§ **Exercise details**:
With the pictures set aside, write out all of the data exactly as it stands.

****************

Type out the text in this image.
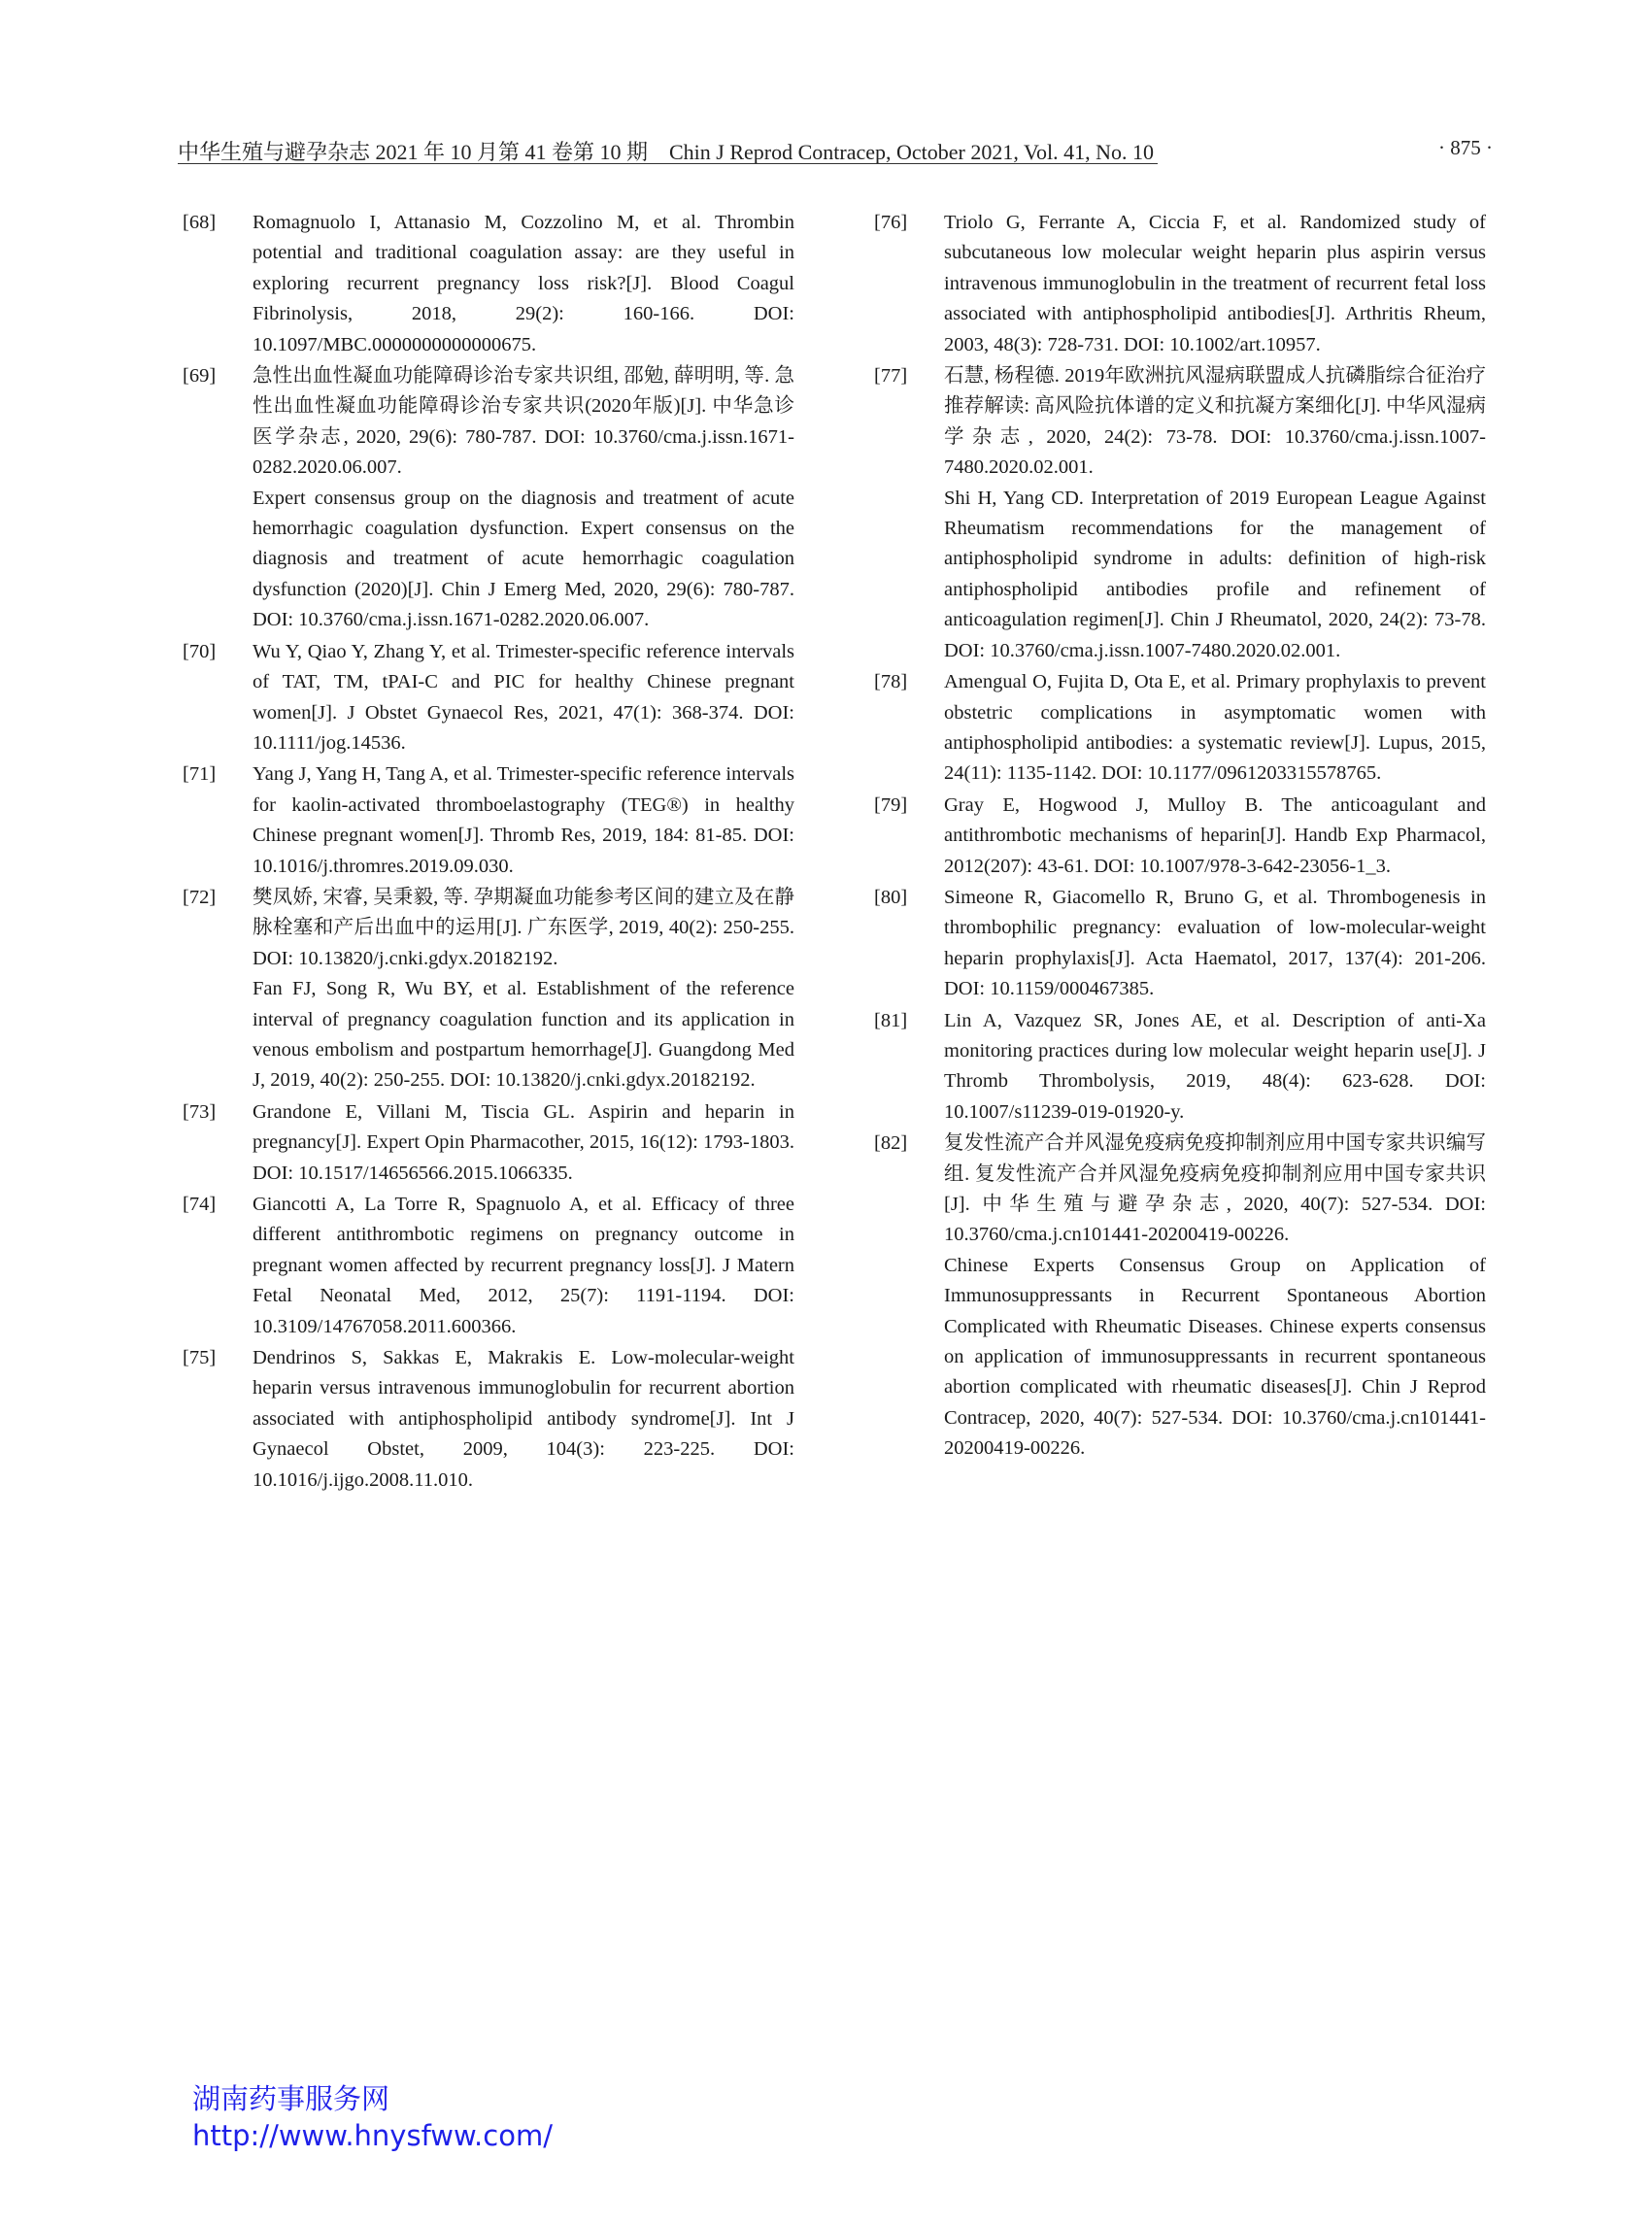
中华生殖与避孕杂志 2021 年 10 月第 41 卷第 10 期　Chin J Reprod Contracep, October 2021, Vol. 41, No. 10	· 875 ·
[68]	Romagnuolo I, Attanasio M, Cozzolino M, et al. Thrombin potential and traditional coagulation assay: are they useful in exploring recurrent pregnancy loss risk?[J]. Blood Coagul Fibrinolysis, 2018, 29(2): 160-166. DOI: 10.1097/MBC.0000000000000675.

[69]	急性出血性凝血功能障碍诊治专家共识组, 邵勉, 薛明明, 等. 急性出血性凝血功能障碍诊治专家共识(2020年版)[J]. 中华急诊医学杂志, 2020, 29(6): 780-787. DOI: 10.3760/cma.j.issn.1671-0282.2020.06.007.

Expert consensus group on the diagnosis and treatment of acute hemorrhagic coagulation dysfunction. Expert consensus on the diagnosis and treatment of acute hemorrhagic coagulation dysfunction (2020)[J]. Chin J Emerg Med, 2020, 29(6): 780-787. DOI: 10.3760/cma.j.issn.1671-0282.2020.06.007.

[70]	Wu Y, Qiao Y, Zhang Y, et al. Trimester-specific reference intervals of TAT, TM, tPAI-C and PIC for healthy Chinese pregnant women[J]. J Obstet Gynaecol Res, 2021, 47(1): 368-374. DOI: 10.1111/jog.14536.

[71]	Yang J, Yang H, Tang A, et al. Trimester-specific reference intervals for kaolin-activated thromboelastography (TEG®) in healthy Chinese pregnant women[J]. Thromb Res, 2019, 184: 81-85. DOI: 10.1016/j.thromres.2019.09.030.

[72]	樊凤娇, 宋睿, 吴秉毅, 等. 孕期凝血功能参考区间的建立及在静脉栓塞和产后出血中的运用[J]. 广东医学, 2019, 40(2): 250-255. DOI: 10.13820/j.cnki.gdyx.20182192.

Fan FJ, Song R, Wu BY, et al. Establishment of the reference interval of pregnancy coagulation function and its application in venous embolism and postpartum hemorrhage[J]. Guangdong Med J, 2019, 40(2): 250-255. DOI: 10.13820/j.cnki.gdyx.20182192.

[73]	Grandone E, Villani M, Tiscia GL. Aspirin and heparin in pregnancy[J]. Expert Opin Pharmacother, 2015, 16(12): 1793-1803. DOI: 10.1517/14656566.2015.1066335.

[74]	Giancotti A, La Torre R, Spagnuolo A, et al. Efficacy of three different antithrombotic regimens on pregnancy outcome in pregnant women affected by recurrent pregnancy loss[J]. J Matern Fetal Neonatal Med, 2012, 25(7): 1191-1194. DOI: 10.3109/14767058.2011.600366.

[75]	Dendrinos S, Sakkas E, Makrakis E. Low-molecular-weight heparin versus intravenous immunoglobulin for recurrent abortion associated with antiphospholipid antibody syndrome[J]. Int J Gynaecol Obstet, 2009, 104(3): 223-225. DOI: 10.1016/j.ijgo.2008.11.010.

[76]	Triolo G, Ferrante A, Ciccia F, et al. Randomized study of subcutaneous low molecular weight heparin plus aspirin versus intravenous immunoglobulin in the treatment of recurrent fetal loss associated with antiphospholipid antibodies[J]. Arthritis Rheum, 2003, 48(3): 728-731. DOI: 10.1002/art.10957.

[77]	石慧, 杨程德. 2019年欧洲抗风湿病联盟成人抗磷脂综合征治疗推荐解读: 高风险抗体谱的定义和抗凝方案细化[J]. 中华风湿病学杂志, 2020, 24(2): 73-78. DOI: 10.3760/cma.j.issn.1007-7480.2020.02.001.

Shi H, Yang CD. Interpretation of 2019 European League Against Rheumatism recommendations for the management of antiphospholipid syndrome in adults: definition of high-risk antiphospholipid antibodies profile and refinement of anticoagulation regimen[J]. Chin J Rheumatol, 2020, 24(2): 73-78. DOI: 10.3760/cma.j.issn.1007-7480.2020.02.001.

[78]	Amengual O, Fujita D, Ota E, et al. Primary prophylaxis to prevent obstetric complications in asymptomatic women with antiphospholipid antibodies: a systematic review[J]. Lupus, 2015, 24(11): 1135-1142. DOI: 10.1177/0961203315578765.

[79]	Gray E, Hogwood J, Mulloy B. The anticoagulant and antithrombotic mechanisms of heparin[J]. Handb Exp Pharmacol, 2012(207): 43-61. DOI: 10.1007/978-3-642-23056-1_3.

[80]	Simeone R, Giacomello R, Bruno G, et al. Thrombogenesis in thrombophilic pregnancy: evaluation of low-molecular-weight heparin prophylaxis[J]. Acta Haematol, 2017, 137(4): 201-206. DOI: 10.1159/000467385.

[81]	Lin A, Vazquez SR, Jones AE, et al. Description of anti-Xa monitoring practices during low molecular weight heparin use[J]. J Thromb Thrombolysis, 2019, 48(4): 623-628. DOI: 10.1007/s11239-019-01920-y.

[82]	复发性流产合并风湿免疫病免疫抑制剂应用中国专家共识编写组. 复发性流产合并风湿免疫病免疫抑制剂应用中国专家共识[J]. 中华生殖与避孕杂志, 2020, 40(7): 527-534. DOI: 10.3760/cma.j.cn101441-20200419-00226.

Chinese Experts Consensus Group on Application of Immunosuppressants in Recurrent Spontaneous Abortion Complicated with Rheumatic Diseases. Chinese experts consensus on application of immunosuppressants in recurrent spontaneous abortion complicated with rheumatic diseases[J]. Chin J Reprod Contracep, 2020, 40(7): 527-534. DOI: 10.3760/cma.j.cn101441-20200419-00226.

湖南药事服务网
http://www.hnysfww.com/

****************

§ **The answer**:
Type out the text in this image.
中华生殖与避孕杂志 2021 年 10 月第 41 卷第 10 期　Chin J Reprod Contracep, October 2021, Vol. 41, No. 10	· 875 ·
[68]	Romagnuolo I, Attanasio M, Cozzolino M, et al. Thrombin potential and traditional coagulation assay: are they useful in exploring recurrent pregnancy loss risk?[J]. Blood Coagul Fibrinolysis, 2018, 29(2): 160-166. DOI: 10.1097/MBC.0000000000000675.

[69]	急性出血性凝血功能障碍诊治专家共识组, 邵勉, 薛明明, 等. 急性出血性凝血功能障碍诊治专家共识(2020年版)[J]. 中华急诊医学杂志, 2020, 29(6): 780-787. DOI: 10.3760/cma.j.issn.1671-0282.2020.06.007.

Expert consensus group on the diagnosis and treatment of acute hemorrhagic coagulation dysfunction. Expert consensus on the diagnosis and treatment of acute hemorrhagic coagulation dysfunction (2020)[J]. Chin J Emerg Med, 2020, 29(6): 780-787. DOI: 10.3760/cma.j.issn.1671-0282.2020.06.007.

[70]	Wu Y, Qiao Y, Zhang Y, et al. Trimester-specific reference intervals of TAT, TM, tPAI-C and PIC for healthy Chinese pregnant women[J]. J Obstet Gynaecol Res, 2021, 47(1): 368-374. DOI: 10.1111/jog.14536.

[71]	Yang J, Yang H, Tang A, et al. Trimester-specific reference intervals for kaolin-activated thromboelastography (TEG®) in healthy Chinese pregnant women[J]. Thromb Res, 2019, 184: 81-85. DOI: 10.1016/j.thromres.2019.09.030.

[72]	樊凤娇, 宋睿, 吴秉毅, 等. 孕期凝血功能参考区间的建立及在静脉栓塞和产后出血中的运用[J]. 广东医学, 2019, 40(2): 250-255. DOI: 10.13820/j.cnki.gdyx.20182192.

Fan FJ, Song R, Wu BY, et al. Establishment of the reference interval of pregnancy coagulation function and its application in venous embolism and postpartum hemorrhage[J]. Guangdong Med J, 2019, 40(2): 250-255. DOI: 10.13820/j.cnki.gdyx.20182192.

[73]	Grandone E, Villani M, Tiscia GL. Aspirin and heparin in pregnancy[J]. Expert Opin Pharmacother, 2015, 16(12): 1793-1803. DOI: 10.1517/14656566.2015.1066335.

[74]	Giancotti A, La Torre R, Spagnuolo A, et al. Efficacy of three different antithrombotic regimens on pregnancy outcome in pregnant women affected by recurrent pregnancy loss[J]. J Matern Fetal Neonatal Med, 2012, 25(7): 1191-1194. DOI: 10.3109/14767058.2011.600366.

[75]	Dendrinos S, Sakkas E, Makrakis E. Low-molecular-weight heparin versus intravenous immunoglobulin for recurrent abortion associated with antiphospholipid antibody syndrome[J]. Int J Gynaecol Obstet, 2009, 104(3): 223-225. DOI: 10.1016/j.ijgo.2008.11.010.

[76]	Triolo G, Ferrante A, Ciccia F, et al. Randomized study of subcutaneous low molecular weight heparin plus aspirin versus intravenous immunoglobulin in the treatment of recurrent fetal loss associated with antiphospholipid antibodies[J]. Arthritis Rheum, 2003, 48(3): 728-731. DOI: 10.1002/art.10957.

[77]	石慧, 杨程德. 2019年欧洲抗风湿病联盟成人抗磷脂综合征治疗推荐解读: 高风险抗体谱的定义和抗凝方案细化[J]. 中华风湿病学杂志, 2020, 24(2): 73-78. DOI: 10.3760/cma.j.issn.1007-7480.2020.02.001.

Shi H, Yang CD. Interpretation of 2019 European League Against Rheumatism recommendations for the management of antiphospholipid syndrome in adults: definition of high-risk antiphospholipid antibodies profile and refinement of anticoagulation regimen[J]. Chin J Rheumatol, 2020, 24(2): 73-78. DOI: 10.3760/cma.j.issn.1007-7480.2020.02.001.

[78]	Amengual O, Fujita D, Ota E, et al. Primary prophylaxis to prevent obstetric complications in asymptomatic women with antiphospholipid antibodies: a systematic review[J]. Lupus, 2015, 24(11): 1135-1142. DOI: 10.1177/0961203315578765.

[79]	Gray E, Hogwood J, Mulloy B. The anticoagulant and antithrombotic mechanisms of heparin[J]. Handb Exp Pharmacol, 2012(207): 43-61. DOI: 10.1007/978-3-642-23056-1_3.

[80]	Simeone R, Giacomello R, Bruno G, et al. Thrombogenesis in thrombophilic pregnancy: evaluation of low-molecular-weight heparin prophylaxis[J]. Acta Haematol, 2017, 137(4): 201-206. DOI: 10.1159/000467385.

[81]	Lin A, Vazquez SR, Jones AE, et al. Description of anti-Xa monitoring practices during low molecular weight heparin use[J]. J Thromb Thrombolysis, 2019, 48(4): 623-628. DOI: 10.1007/s11239-019-01920-y.

[82]	复发性流产合并风湿免疫病免疫抑制剂应用中国专家共识编写组. 复发性流产合并风湿免疫病免疫抑制剂应用中国专家共识[J]. 中华生殖与避孕杂志, 2020, 40(7): 527-534. DOI: 10.3760/cma.j.cn101441-20200419-00226.

Chinese Experts Consensus Group on Application of Immunosuppressants in Recurrent Spontaneous Abortion Complicated with Rheumatic Diseases. Chinese experts consensus on application of immunosuppressants in recurrent spontaneous abortion complicated with rheumatic diseases[J]. Chin J Reprod Contracep, 2020, 40(7): 527-534. DOI: 10.3760/cma.j.cn101441-20200419-00226.

湖南药事服务网
http://www.hnysfww.com/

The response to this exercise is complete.